→ **What this task involves**: Of all the lines in the records below, how many hold the word "azul"? Give the number alone.

→ **Data provided**:

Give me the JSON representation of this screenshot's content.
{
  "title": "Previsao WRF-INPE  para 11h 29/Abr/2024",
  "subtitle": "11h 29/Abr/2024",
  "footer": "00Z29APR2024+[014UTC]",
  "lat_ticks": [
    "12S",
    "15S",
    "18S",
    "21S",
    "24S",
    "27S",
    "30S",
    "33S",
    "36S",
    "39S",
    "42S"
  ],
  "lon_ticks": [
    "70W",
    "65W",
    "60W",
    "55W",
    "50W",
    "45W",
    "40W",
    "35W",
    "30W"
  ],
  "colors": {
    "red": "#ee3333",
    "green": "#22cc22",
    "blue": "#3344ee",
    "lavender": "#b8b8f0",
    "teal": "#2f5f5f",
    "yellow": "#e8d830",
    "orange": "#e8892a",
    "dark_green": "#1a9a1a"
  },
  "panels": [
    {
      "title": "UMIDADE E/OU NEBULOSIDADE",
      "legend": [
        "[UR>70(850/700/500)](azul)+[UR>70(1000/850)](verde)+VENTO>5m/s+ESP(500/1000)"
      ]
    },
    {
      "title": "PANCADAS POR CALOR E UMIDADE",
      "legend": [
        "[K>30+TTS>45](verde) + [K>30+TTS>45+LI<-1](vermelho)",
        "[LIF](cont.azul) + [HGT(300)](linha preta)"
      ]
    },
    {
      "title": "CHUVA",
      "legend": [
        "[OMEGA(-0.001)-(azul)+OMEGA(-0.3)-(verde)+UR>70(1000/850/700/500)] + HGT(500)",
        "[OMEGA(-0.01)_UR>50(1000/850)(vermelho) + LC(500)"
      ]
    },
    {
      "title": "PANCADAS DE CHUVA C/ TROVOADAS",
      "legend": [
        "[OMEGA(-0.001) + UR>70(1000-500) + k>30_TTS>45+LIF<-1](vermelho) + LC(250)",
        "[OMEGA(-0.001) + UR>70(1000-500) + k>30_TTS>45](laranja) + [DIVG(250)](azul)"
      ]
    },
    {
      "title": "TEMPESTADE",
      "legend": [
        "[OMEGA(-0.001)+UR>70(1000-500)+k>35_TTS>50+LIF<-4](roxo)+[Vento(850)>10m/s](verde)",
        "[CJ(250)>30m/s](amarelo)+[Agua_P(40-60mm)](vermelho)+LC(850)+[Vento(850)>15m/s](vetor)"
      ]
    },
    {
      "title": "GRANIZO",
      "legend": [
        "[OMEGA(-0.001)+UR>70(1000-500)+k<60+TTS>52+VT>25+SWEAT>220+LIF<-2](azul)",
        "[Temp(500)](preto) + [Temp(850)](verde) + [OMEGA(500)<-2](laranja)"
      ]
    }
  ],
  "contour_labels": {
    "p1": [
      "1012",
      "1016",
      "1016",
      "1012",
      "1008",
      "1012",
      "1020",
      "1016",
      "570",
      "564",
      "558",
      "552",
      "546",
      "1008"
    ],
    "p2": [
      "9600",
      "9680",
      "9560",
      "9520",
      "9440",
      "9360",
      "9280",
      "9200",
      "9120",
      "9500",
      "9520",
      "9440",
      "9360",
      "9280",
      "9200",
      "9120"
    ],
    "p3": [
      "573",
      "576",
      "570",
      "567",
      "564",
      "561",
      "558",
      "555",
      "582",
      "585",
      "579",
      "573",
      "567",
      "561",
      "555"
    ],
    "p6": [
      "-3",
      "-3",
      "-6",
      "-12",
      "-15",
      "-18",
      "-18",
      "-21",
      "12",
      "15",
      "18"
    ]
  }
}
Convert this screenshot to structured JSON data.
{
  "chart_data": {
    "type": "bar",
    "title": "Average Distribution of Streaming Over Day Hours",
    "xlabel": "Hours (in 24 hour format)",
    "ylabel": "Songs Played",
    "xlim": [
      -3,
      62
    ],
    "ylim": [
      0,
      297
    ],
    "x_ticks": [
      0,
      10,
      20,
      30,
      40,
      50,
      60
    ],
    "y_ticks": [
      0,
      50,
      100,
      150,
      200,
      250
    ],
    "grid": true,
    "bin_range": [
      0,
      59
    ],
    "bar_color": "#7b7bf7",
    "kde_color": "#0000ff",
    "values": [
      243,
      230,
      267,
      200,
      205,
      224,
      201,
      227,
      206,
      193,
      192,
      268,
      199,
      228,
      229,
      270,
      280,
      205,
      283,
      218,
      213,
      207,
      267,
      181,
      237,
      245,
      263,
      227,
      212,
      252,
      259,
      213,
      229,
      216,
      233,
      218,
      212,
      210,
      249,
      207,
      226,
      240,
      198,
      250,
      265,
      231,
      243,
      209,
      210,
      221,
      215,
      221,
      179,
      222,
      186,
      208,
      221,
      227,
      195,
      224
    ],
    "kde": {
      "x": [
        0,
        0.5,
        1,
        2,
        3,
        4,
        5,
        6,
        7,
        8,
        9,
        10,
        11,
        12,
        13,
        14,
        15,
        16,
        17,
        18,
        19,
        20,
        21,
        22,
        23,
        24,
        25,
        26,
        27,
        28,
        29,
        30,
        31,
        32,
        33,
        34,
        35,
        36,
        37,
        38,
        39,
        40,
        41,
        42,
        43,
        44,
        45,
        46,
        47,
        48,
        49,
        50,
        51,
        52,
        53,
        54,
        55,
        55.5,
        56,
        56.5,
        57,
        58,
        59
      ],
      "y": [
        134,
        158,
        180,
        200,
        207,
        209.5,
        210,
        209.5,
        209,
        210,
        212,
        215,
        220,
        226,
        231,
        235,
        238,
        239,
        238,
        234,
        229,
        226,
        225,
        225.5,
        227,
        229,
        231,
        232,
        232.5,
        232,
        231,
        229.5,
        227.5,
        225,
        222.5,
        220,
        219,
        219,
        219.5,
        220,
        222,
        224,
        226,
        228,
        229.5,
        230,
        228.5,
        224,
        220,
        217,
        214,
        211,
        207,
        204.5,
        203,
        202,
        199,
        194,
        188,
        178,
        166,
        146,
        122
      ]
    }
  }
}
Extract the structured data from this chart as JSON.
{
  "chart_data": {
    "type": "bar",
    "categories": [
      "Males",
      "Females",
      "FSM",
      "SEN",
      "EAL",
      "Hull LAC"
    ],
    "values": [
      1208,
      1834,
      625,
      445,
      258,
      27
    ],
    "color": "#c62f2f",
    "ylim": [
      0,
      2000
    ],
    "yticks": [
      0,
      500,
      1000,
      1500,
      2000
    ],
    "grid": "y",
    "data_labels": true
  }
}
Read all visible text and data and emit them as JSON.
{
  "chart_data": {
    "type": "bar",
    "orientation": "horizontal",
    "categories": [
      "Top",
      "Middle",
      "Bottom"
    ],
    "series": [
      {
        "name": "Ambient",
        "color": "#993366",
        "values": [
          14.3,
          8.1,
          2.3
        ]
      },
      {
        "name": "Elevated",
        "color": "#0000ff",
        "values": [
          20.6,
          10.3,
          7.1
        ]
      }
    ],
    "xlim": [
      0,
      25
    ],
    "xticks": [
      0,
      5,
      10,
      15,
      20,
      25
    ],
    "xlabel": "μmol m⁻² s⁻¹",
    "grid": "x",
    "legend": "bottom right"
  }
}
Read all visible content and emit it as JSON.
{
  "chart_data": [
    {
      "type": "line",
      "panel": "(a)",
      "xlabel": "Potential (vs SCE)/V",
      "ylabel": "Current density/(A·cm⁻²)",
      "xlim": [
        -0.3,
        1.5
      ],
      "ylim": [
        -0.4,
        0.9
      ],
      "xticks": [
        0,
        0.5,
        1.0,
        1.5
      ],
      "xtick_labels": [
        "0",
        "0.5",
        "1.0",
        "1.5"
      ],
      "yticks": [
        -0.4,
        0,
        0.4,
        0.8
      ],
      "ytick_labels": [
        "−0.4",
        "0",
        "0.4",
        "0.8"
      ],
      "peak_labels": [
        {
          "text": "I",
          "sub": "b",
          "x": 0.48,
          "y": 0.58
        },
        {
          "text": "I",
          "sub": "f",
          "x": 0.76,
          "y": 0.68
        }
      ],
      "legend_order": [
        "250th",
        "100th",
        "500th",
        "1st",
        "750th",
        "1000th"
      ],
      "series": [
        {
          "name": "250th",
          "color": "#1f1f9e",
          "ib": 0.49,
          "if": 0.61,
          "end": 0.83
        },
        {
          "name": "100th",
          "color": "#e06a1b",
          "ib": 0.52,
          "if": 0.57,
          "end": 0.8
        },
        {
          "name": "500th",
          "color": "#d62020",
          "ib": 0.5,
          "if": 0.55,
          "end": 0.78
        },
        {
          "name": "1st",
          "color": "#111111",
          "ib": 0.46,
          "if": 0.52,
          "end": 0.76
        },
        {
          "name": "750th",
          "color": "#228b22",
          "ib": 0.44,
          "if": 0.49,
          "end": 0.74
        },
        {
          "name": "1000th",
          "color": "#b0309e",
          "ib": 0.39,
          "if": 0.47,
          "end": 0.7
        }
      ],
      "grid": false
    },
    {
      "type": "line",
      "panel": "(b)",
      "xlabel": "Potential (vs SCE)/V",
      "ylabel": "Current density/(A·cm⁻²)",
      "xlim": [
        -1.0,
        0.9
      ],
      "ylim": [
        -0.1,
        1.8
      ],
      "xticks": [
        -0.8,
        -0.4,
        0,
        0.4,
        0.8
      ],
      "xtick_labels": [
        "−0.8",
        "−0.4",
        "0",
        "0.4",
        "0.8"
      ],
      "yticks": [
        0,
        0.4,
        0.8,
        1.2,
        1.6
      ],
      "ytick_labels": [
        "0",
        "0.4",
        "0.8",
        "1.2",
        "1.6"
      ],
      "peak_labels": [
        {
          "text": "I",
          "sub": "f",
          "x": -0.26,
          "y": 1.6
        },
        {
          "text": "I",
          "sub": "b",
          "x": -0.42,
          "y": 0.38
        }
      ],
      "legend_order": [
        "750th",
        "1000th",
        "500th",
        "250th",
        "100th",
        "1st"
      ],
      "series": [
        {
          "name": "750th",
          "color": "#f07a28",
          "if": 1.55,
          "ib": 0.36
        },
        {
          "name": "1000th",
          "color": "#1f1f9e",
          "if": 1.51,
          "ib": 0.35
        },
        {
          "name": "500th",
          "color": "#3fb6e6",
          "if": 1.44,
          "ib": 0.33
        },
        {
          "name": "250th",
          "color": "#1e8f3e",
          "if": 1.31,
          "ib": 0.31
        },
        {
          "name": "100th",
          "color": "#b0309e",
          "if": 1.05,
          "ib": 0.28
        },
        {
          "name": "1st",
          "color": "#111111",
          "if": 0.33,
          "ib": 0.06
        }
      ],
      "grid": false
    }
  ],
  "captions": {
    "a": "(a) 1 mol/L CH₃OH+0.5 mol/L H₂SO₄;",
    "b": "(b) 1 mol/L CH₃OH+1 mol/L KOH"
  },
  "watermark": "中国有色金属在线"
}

→ **Result below**: 5